** Exercise requirements **
All records are to be retyped faithfully and completely.

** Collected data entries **
>> Start

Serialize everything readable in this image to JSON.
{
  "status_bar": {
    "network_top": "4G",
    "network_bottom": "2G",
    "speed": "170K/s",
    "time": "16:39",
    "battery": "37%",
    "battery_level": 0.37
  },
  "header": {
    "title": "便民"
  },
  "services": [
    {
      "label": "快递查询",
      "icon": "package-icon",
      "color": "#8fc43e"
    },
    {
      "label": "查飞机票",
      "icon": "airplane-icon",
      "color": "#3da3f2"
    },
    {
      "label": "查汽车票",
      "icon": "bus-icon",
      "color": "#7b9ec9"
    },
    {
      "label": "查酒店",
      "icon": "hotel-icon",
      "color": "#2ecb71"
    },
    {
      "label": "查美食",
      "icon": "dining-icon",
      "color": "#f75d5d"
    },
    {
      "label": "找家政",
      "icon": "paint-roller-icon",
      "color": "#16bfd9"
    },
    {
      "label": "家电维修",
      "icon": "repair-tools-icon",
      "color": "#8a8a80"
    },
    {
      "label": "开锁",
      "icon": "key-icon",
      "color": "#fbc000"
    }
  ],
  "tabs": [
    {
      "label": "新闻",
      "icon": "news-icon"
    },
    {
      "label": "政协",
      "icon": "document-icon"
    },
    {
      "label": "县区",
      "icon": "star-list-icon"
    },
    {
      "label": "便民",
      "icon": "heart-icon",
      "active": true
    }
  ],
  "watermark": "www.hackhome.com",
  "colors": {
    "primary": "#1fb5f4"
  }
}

>> End

** Task answer **
Serialize everything readable in this image to JSON.
{
  "status_bar": {
    "network_top": "4G",
    "network_bottom": "2G",
    "speed": "170K/s",
    "time": "16:39",
    "battery": "37%",
    "battery_level": 0.37
  },
  "header": {
    "title": "便民"
  },
  "services": [
    {
      "label": "快递查询",
      "icon": "package-icon",
      "color": "#8fc43e"
    },
    {
      "label": "查飞机票",
      "icon": "airplane-icon",
      "color": "#3da3f2"
    },
    {
      "label": "查汽车票",
      "icon": "bus-icon",
      "color": "#7b9ec9"
    },
    {
      "label": "查酒店",
      "icon": "hotel-icon",
      "color": "#2ecb71"
    },
    {
      "label": "查美食",
      "icon": "dining-icon",
      "color": "#f75d5d"
    },
    {
      "label": "找家政",
      "icon": "paint-roller-icon",
      "color": "#16bfd9"
    },
    {
      "label": "家电维修",
      "icon": "repair-tools-icon",
      "color": "#8a8a80"
    },
    {
      "label": "开锁",
      "icon": "key-icon",
      "color": "#fbc000"
    }
  ],
  "tabs": [
    {
      "label": "新闻",
      "icon": "news-icon"
    },
    {
      "label": "政协",
      "icon": "document-icon"
    },
    {
      "label": "县区",
      "icon": "star-list-icon"
    },
    {
      "label": "便民",
      "icon": "heart-icon",
      "active": true
    }
  ],
  "watermark": "www.hackhome.com",
  "colors": {
    "primary": "#1fb5f4"
  }
}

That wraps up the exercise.